▶ _Records for the exercise_:
※ ※ ※
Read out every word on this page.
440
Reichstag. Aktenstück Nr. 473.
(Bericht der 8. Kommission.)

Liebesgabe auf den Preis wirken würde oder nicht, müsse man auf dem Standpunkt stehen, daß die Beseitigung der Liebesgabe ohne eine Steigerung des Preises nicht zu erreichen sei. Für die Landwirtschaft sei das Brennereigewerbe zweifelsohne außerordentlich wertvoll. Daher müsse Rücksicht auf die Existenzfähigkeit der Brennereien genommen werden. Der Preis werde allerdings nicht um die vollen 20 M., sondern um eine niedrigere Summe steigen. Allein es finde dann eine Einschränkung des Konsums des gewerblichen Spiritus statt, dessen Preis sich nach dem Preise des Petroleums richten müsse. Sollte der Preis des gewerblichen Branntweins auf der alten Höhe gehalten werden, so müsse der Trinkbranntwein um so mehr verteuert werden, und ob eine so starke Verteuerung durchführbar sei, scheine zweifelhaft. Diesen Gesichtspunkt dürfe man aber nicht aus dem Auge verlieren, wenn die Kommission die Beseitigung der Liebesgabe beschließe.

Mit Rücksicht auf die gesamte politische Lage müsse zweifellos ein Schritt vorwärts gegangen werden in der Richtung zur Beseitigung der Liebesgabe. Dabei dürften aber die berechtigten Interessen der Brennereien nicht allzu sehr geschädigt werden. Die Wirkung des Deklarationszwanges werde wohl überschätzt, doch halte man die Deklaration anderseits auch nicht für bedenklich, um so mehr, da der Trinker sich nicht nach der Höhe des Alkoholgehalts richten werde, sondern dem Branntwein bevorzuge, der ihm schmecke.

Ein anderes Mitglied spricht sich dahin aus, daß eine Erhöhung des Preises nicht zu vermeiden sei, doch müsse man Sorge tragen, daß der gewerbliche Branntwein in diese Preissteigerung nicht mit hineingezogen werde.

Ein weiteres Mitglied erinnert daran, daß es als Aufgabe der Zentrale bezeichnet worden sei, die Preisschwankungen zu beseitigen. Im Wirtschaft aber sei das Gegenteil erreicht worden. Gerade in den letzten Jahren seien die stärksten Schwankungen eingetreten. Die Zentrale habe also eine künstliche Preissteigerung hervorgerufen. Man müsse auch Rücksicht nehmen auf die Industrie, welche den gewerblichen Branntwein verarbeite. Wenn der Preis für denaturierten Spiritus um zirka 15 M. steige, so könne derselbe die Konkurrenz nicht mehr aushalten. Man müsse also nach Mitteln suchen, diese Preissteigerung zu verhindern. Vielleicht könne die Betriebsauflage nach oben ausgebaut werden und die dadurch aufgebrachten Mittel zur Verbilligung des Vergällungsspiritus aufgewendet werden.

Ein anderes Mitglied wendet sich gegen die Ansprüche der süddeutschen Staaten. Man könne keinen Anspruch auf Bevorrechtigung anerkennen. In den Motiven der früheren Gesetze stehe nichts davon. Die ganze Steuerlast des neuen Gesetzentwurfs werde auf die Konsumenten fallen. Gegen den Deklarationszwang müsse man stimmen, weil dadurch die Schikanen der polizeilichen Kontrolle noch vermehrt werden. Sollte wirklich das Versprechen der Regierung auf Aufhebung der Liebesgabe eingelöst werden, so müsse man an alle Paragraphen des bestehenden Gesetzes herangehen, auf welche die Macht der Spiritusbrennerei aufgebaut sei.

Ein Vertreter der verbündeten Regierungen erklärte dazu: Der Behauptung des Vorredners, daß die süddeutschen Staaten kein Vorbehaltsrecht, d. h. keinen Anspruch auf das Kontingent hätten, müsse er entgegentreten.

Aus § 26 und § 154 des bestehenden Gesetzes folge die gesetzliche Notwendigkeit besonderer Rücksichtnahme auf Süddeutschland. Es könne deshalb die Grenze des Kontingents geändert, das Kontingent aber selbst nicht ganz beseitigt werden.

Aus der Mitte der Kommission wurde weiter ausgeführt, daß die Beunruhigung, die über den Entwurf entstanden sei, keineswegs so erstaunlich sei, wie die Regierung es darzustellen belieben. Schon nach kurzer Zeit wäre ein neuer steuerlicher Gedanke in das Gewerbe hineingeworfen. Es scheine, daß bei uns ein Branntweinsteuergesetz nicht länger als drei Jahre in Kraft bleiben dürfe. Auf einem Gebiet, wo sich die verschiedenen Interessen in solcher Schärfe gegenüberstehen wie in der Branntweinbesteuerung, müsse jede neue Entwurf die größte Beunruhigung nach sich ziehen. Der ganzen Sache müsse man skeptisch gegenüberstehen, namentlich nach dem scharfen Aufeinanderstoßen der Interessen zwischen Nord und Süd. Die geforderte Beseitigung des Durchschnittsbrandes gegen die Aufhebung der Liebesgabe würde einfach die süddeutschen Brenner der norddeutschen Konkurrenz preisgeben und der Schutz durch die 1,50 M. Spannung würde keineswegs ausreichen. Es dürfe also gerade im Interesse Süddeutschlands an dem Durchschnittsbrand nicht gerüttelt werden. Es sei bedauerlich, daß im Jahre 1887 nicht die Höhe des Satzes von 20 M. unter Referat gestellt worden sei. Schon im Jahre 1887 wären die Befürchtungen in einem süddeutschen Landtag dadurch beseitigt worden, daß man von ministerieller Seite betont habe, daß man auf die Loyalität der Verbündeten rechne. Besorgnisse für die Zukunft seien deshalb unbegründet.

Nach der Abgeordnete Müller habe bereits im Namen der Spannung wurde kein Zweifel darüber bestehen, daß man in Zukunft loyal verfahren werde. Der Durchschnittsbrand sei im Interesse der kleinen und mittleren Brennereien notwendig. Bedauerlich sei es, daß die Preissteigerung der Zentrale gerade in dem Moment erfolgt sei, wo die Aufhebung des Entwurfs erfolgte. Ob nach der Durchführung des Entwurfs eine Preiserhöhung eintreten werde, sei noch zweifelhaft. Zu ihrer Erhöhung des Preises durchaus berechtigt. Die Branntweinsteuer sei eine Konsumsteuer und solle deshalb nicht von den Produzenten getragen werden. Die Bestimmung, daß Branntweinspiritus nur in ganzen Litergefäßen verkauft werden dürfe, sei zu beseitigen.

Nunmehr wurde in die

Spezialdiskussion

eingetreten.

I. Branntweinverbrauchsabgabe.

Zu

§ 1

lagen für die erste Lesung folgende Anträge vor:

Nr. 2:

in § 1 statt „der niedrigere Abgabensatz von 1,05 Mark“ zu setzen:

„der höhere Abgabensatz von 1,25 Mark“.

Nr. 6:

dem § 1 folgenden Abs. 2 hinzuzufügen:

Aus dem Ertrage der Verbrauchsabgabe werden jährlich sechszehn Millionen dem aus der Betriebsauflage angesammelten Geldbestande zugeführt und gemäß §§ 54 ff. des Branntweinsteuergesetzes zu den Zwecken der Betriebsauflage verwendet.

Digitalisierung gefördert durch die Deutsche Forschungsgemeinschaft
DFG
※ ※ ※
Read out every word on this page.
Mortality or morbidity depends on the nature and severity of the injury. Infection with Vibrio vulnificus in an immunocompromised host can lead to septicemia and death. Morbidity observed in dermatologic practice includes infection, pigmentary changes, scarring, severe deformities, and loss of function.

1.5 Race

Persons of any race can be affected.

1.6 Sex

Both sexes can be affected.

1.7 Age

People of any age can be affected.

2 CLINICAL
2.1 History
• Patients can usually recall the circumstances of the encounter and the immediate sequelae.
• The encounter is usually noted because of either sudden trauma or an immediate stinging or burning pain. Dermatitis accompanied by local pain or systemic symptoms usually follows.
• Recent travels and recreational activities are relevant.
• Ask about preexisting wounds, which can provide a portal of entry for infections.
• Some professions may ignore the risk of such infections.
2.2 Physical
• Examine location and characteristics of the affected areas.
※ ※ ※
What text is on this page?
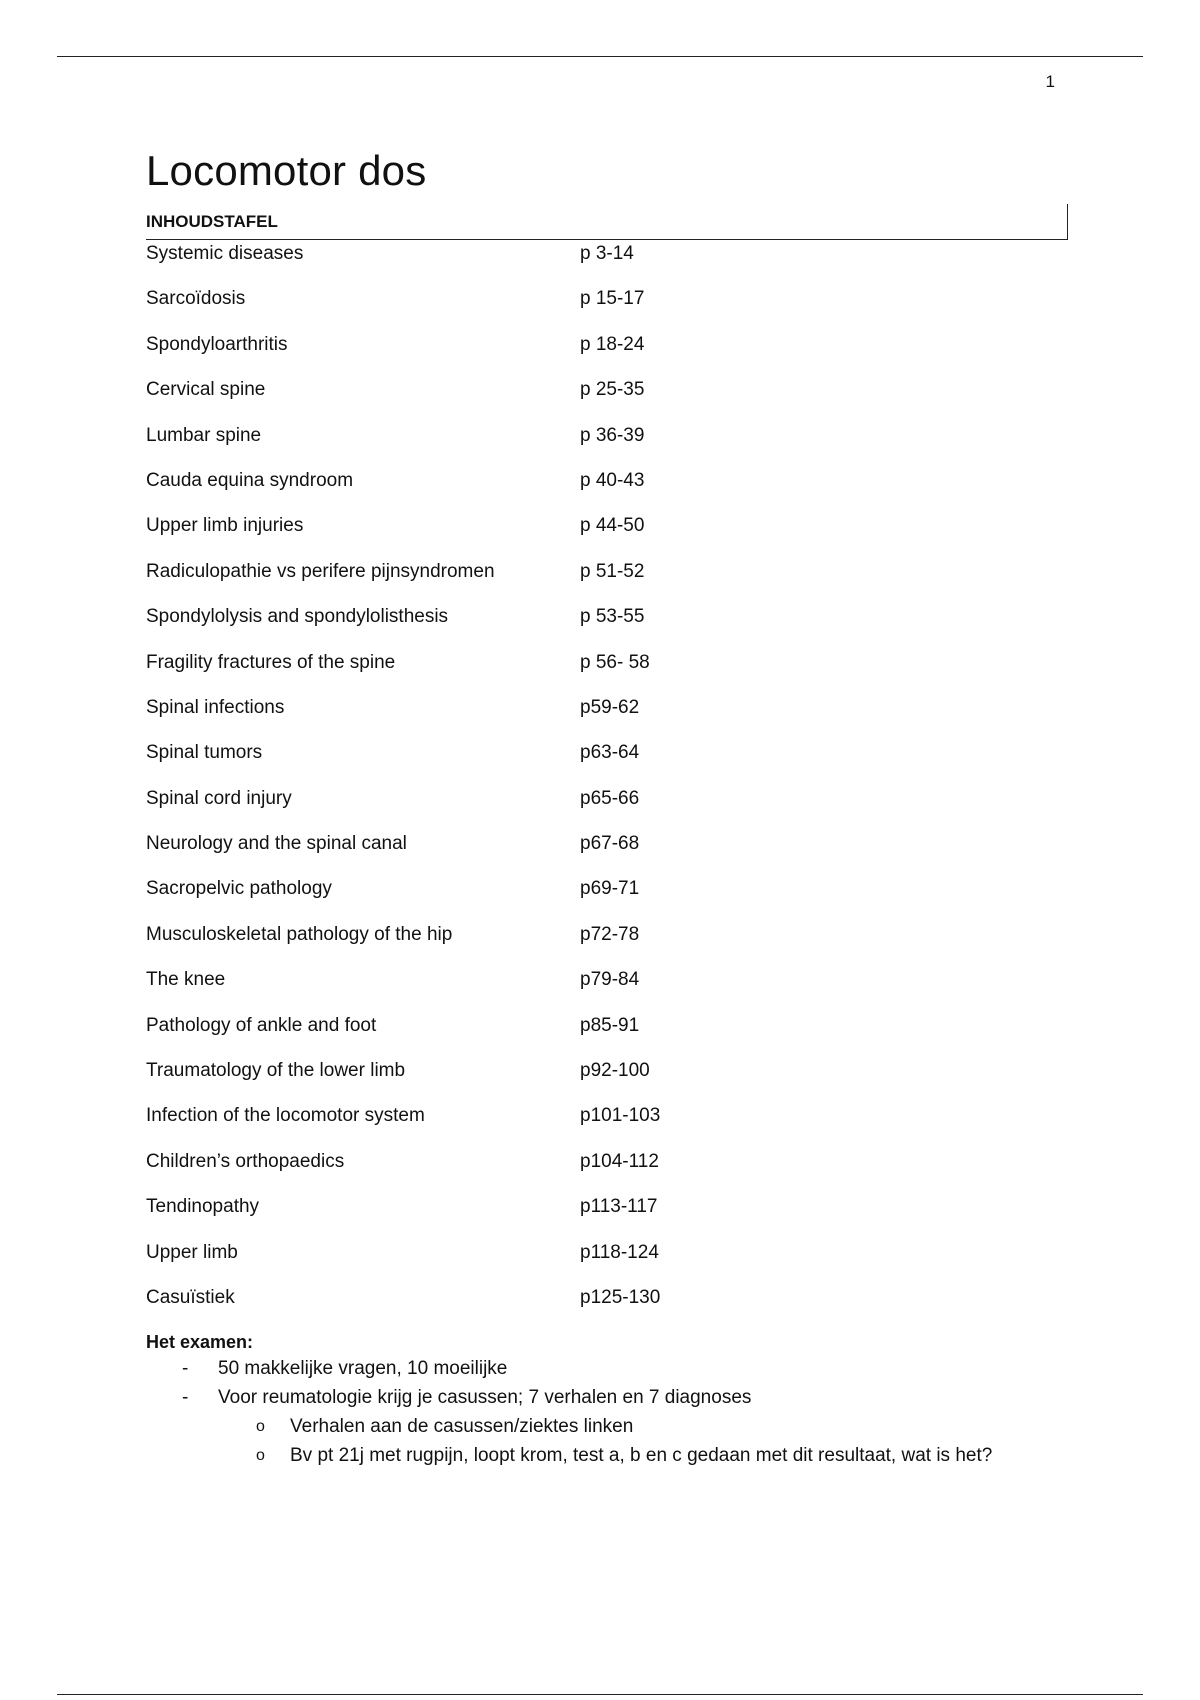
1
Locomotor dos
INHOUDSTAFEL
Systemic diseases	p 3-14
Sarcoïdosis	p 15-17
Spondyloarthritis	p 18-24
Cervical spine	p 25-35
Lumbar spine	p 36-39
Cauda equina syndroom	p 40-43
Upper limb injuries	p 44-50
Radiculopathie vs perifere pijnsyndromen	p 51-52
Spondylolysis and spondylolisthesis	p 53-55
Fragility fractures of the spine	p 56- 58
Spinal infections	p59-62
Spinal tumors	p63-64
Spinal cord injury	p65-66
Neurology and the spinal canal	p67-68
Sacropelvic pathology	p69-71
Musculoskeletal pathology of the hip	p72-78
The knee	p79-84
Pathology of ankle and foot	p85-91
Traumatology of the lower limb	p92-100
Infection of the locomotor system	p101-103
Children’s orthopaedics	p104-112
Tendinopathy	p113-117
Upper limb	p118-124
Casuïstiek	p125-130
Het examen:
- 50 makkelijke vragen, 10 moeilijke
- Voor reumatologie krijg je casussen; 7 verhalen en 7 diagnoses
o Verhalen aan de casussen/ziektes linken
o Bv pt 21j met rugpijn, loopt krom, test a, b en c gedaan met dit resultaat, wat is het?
※ ※ ※
▶ _Directions_: Please state the number of lines in the data above that hold the word "affected", without any other text.

▶ _Written response_: 4